Stored data:

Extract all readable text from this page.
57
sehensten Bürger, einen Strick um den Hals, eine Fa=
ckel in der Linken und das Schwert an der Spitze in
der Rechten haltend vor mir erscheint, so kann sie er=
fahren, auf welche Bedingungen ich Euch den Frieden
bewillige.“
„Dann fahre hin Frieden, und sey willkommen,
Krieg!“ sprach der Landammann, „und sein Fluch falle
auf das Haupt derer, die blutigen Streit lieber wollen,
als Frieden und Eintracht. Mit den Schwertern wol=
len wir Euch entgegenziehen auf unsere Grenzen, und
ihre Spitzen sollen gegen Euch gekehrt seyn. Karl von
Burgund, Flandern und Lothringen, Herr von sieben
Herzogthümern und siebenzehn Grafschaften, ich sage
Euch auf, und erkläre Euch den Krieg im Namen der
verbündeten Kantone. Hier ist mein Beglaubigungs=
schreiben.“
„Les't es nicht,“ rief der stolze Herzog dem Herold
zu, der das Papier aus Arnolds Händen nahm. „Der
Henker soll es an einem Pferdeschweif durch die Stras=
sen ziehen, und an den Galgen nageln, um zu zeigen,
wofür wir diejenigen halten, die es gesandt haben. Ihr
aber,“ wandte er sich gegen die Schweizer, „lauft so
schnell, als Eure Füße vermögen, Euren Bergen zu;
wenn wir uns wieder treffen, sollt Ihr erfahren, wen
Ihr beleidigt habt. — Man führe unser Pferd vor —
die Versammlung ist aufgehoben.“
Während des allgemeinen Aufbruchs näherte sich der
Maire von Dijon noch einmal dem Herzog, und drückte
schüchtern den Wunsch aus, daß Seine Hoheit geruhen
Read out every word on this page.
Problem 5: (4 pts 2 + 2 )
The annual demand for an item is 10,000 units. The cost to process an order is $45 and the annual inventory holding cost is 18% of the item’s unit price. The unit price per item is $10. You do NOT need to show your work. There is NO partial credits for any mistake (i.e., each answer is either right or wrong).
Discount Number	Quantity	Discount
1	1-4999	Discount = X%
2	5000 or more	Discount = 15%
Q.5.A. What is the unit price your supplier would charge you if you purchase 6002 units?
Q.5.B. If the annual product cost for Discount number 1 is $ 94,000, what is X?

◆ **WHAT THE TASK ASKS**
Pull every line containing the word "Frieden" out of the material and copy it.

◆ **WORKED SOLUTION**
fahren, auf welche Bedingungen ich Euch den Frieden
„Dann fahre hin Frieden, und sey willkommen,
als Frieden und Eintracht. Mit den Schwertern wol=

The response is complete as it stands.